### Source excerpt
————

Lord Mayor of Perth
- Incumbent
- Assumed office 21 October 2025
- Preceded by: Basil Zempilas

Deputy Lord Mayor of Perth
- In office October 2024 – October 2025
- Preceded by: Clyde Bevan
- Succeeded by: David Goncalves

Councillor of the City of Perth
- Incumbent
- Assumed office October 2023

Personal details
- Party: Independent (since 2025)
- Other political affiliations: Liberal Party (before 2025)
- Website: bruceforperth.com.au

= Bruce Reynolds (politician) =

Lord Mayor of Perth, Australia

Bruce Reynolds is an Australian businessman and politician who has served as the Lord Mayor of Perth since 2025. He is formerly a member of the Liberal Party, having been an Independent since 2025.

==Local government career==
Reynolds unsuccessfully stood for the position of Lord Mayor of Perth in the 2020 Perth City Council election, and for a position on the City of Perth council in 2020 and 2021. Reynolds was elected to the City of Perth council for a four-year term in the 2023 Perth City Council election. In October 2024, Reynolds was elected by the council as the deputy mayor of Perth, succeeding Clyde Bevan. Formerly a member of the Liberal Party and a president of the party's Perth branch, Reynolds resigned from the party upon becoming the deputy mayor as he believed the role should be apolitical.

————

### Dataset excerpt
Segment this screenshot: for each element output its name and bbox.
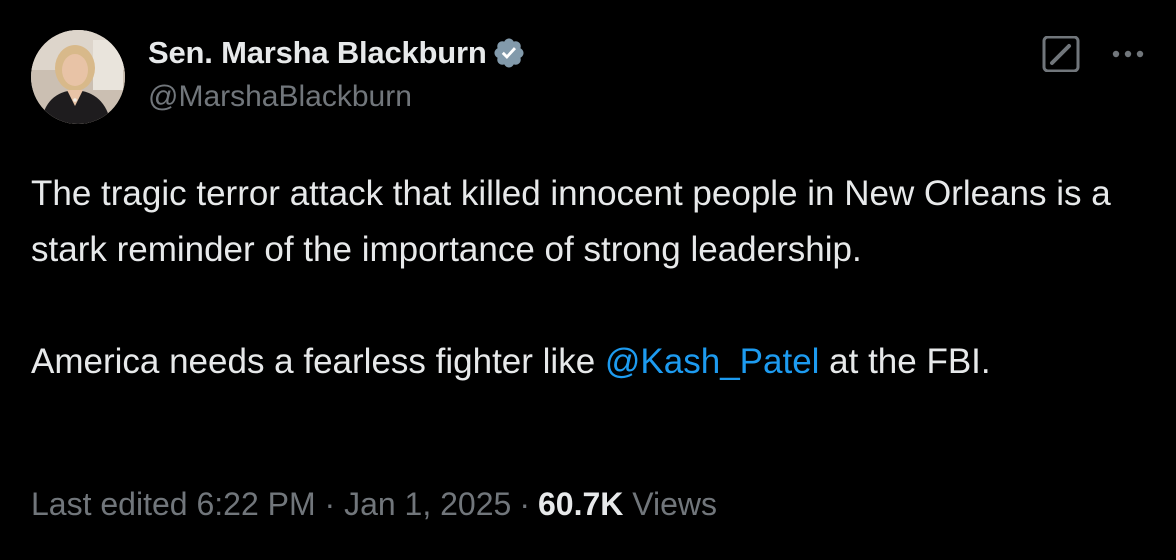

————

### Exercise directions
Pick up the Bruce Reynolds biography from before the data and write what comes after its last sentence.

### Task response
After Lord Mayor Basil Zempilas was elected to the Western Australian Legislative Assembly in the 2025 state election, Reynolds became the acting mayor. In July 2025, Reynolds announced his candidacy for lord mayor. Reynolds was elected to a two-year term as Lord Mayor in the October 2025 local government election, beating fellow councillor Catherine Lezer. Following his election, Reynolds said his priorities were making Perth the safest city in Australia, and rebuilding trust in the City of Perth, including improving the city's relationship with the state government, which was poor when Zempilas was Mayor.

In November 2025, at the first ordinary council meeting following his election as lord mayor, Reynolds moved a motion for an independent workplace culture review, in response to 10 behavioural complaints being made to the city so far in 2025.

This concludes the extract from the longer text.